## Requirement
Render every line of the records below as a JSON list of strings, with one string per line and blank lines omitted.

Saved data entries
┌────────

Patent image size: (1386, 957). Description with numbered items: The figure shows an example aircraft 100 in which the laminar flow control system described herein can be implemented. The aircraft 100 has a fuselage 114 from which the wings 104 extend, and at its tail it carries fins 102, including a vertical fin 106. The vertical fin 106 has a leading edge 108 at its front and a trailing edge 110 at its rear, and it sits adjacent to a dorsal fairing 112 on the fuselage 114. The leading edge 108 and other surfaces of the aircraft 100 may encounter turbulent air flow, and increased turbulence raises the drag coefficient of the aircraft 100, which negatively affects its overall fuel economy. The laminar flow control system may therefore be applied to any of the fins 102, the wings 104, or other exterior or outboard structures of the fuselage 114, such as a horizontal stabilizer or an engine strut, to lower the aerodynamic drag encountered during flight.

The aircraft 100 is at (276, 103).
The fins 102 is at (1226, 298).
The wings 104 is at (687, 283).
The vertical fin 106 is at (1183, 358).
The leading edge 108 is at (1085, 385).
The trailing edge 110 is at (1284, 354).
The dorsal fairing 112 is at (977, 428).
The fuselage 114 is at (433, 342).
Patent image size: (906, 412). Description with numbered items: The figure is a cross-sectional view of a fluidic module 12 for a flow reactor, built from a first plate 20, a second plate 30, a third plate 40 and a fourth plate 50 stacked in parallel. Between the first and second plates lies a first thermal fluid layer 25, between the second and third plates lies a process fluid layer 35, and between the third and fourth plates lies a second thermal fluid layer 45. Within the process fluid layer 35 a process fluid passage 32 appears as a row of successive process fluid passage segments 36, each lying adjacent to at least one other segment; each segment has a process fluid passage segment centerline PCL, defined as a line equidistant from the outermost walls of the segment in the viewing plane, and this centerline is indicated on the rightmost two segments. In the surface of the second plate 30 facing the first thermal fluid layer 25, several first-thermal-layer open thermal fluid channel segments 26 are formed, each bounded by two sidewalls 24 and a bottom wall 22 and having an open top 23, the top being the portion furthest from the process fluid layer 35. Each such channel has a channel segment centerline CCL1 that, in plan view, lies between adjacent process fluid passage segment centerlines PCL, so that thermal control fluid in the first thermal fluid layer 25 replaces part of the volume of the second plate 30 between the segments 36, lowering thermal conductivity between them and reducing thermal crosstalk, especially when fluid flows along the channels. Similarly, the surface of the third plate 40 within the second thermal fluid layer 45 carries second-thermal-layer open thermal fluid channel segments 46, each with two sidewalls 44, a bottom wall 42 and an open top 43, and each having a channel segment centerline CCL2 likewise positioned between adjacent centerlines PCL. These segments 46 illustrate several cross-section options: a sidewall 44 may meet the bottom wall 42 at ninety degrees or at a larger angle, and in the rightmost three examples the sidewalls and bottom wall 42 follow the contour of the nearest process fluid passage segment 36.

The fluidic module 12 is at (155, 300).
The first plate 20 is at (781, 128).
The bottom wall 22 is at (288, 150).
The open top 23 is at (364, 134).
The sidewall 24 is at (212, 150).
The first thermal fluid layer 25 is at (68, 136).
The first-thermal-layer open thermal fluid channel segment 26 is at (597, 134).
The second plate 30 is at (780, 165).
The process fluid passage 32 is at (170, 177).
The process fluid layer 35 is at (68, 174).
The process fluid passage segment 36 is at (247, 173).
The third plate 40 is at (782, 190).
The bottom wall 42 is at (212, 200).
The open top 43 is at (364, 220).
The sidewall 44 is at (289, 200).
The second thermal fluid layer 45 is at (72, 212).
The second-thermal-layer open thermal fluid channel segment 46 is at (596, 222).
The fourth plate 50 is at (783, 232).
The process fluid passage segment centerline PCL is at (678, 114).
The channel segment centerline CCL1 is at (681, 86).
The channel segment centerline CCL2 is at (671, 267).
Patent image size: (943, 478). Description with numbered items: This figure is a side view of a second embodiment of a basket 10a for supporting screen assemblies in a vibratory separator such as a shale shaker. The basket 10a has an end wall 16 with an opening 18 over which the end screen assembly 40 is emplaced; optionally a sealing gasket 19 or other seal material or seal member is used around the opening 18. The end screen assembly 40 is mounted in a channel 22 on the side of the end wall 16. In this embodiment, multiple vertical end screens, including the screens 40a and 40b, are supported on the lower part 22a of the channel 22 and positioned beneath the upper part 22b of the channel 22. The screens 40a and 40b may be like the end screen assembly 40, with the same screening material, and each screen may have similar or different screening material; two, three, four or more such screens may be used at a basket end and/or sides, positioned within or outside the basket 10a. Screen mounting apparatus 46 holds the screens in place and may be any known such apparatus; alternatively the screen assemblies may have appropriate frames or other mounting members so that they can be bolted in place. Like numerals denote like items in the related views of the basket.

└────────

## Answer below
[
  "Patent image size: (1386, 957). Description with numbered items: The figure shows an example aircraft 100 in which the laminar flow control system described herein can be implemented. The aircraft 100 has a fuselage 114 from which the wings 104 extend, and at its tail it carries fins 102, including a vertical fin 106. The vertical fin 106 has a leading edge 108 at its front and a trailing edge 110 at its rear, and it sits adjacent to a dorsal fairing 112 on the fuselage 114. The leading edge 108 and other surfaces of the aircraft 100 may encounter turbulent air flow, and increased turbulence raises the drag coefficient of the aircraft 100, which negatively affects its overall fuel economy. The laminar flow control system may therefore be applied to any of the fins 102, the wings 104, or other exterior or outboard structures of the fuselage 114, such as a horizontal stabilizer or an engine strut, to lower the aerodynamic drag encountered during flight.",
  "The aircraft 100 is at (276, 103).",
  "The fins 102 is at (1226, 298).",
  "The wings 104 is at (687, 283).",
  "The vertical fin 106 is at (1183, 358).",
  "The leading edge 108 is at (1085, 385).",
  "The trailing edge 110 is at (1284, 354).",
  "The dorsal fairing 112 is at (977, 428).",
  "The fuselage 114 is at (433, 342).",
  "Patent image size: (906, 412). Description with numbered items: The figure is a cross-sectional view of a fluidic module 12 for a flow reactor, built from a first plate 20, a second plate 30, a third plate 40 and a fourth plate 50 stacked in parallel. Between the first and second plates lies a first thermal fluid layer 25, between the second and third plates lies a process fluid layer 35, and between the third and fourth plates lies a second thermal fluid layer 45. Within the process fluid layer 35 a process fluid passage 32 appears as a row of successive process fluid passage segments 36, each lying adjacent to at least one other segment; each segment has a process fluid passage segment centerline PCL, defined as a line equidistant from the outermost walls of the segment in the viewing plane, and this centerline is indicated on the rightmost two segments. In the surface of the second plate 30 facing the first thermal fluid layer 25, several first-thermal-layer open thermal fluid channel segments 26 are formed, each bounded by two sidewalls 24 and a bottom wall 22 and having an open top 23, the top being the portion furthest from the process fluid layer 35. Each such channel has a channel segment centerline CCL1 that, in plan view, lies between adjacent process fluid passage segment centerlines PCL, so that thermal control fluid in the first thermal fluid layer 25 replaces part of the volume of the second plate 30 between the segments 36, lowering thermal conductivity between them and reducing thermal crosstalk, especially when fluid flows along the channels. Similarly, the surface of the third plate 40 within the second thermal fluid layer 45 carries second-thermal-layer open thermal fluid channel segments 46, each with two sidewalls 44, a bottom wall 42 and an open top 43, and each having a channel segment centerline CCL2 likewise positioned between adjacent centerlines PCL. These segments 46 illustrate several cross-section options: a sidewall 44 may meet the bottom wall 42 at ninety degrees or at a larger angle, and in the rightmost three examples the sidewalls and bottom wall 42 follow the contour of the nearest process fluid passage segment 36.",
  "The fluidic module 12 is at (155, 300).",
  "The first plate 20 is at (781, 128).",
  "The bottom wall 22 is at (288, 150).",
  "The open top 23 is at (364, 134).",
  "The sidewall 24 is at (212, 150).",
  "The first thermal fluid layer 25 is at (68, 136).",
  "The first-thermal-layer open thermal fluid channel segment 26 is at (597, 134).",
  "The second plate 30 is at (780, 165).",
  "The process fluid passage 32 is at (170, 177).",
  "The process fluid layer 35 is at (68, 174).",
  "The process fluid passage segment 36 is at (247, 173).",
  "The third plate 40 is at (782, 190).",
  "The bottom wall 42 is at (212, 200).",
  "The open top 43 is at (364, 220).",
  "The sidewall 44 is at (289, 200).",
  "The second thermal fluid layer 45 is at (72, 212).",
  "The second-thermal-layer open thermal fluid channel segment 46 is at (596, 222).",
  "The fourth plate 50 is at (783, 232).",
  "The process fluid passage segment centerline PCL is at (678, 114).",
  "The channel segment centerline CCL1 is at (681, 86).",
  "The channel segment centerline CCL2 is at (671, 267).",
  "Patent image size: (943, 478). Description with numbered items: This figure is a side view of a second embodiment of a basket 10a for supporting screen assemblies in a vibratory separator such as a shale shaker. The basket 10a has an end wall 16 with an opening 18 over which the end screen assembly 40 is emplaced; optionally a sealing gasket 19 or other seal material or seal member is used around the opening 18. The end screen assembly 40 is mounted in a channel 22 on the side of the end wall 16. In this embodiment, multiple vertical end screens, including the screens 40a and 40b, are supported on the lower part 22a of the channel 22 and positioned beneath the upper part 22b of the channel 22. The screens 40a and 40b may be like the end screen assembly 40, with the same screening material, and each screen may have similar or different screening material; two, three, four or more such screens may be used at a basket end and/or sides, positioned within or outside the basket 10a. Screen mounting apparatus 46 holds the screens in place and may be any known such apparatus; alternatively the screen assemblies may have appropriate frames or other mounting members so that they can be bolted in place. Like numerals denote like items in the related views of the basket."
]